Records that describe figures:

*-*-*

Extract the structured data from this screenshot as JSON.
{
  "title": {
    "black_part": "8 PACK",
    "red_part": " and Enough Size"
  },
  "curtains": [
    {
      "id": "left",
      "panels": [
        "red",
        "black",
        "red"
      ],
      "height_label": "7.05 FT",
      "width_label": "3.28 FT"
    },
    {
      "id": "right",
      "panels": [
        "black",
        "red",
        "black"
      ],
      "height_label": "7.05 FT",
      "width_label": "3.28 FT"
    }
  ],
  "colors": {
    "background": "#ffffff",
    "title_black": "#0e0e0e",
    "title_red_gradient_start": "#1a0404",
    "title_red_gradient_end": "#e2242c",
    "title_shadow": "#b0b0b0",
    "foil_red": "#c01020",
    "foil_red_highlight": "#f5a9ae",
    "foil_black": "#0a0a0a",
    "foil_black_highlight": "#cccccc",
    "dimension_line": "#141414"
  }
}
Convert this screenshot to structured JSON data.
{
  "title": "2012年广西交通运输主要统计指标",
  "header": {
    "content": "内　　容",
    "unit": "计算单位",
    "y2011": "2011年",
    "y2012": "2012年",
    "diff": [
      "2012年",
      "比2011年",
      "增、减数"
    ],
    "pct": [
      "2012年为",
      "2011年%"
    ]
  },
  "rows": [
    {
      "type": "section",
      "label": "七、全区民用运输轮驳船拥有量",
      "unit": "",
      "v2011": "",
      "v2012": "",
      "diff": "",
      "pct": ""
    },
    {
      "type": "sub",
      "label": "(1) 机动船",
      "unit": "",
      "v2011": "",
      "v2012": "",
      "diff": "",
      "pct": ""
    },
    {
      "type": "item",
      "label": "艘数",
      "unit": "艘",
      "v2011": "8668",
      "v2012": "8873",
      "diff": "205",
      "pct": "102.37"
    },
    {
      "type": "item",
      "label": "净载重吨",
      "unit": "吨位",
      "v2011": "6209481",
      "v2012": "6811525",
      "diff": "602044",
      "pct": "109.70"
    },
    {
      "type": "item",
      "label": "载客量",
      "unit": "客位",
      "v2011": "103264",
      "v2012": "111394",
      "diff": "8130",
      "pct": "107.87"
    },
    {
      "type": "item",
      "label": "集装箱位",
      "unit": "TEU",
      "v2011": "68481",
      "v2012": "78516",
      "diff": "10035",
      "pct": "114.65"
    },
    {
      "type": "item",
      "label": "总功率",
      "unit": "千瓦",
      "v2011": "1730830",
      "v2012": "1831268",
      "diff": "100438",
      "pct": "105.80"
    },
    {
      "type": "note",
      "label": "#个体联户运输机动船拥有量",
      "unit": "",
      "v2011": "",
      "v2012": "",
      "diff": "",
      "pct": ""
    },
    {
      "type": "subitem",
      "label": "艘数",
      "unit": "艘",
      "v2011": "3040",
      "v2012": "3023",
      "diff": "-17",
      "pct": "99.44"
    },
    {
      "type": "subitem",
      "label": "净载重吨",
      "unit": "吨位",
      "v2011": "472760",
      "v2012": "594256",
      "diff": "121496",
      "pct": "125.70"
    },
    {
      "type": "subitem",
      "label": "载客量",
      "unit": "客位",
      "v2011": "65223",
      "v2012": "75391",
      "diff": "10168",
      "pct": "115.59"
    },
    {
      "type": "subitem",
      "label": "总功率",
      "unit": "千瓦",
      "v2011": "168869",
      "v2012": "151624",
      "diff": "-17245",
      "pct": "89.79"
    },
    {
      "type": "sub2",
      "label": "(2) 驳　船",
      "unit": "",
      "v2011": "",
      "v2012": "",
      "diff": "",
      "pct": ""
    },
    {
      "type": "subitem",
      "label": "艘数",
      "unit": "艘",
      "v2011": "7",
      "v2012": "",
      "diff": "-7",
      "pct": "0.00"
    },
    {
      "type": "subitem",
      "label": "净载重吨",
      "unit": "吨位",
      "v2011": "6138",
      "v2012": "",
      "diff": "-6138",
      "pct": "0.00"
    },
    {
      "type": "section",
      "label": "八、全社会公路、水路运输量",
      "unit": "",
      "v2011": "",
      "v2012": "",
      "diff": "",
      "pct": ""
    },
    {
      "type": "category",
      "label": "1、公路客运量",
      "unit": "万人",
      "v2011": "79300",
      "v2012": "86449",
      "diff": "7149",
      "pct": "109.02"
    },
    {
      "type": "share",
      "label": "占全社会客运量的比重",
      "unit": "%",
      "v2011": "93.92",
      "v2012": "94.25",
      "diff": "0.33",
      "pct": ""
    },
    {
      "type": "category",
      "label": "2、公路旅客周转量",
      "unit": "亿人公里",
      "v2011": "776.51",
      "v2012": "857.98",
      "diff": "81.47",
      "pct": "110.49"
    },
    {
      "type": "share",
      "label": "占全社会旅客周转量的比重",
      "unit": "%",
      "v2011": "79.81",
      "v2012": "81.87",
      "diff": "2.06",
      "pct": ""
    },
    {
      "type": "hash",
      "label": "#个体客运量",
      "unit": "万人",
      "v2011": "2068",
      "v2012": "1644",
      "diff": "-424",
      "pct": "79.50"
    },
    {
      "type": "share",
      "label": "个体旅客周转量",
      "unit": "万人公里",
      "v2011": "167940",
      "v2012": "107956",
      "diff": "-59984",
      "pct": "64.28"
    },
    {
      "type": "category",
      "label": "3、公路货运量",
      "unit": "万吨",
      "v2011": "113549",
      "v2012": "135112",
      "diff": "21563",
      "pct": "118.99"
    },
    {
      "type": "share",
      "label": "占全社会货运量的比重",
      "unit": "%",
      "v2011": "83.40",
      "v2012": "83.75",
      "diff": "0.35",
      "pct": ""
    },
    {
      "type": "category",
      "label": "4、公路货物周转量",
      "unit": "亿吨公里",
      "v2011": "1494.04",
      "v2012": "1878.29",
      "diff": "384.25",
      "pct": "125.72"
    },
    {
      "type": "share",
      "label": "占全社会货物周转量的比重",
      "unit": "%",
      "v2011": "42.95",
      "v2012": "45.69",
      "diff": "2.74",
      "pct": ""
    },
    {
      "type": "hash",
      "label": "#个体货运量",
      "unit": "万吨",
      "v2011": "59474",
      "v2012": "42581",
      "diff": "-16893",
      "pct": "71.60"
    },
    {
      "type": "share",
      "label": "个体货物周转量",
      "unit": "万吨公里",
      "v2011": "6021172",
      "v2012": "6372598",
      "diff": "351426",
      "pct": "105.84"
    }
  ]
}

*-*-*

STATED EXERCISE:
Report back each line of the entries that holds the string "structured".

OUTPUT:
Extract the structured data from this screenshot as JSON.
Convert this screenshot to structured JSON data.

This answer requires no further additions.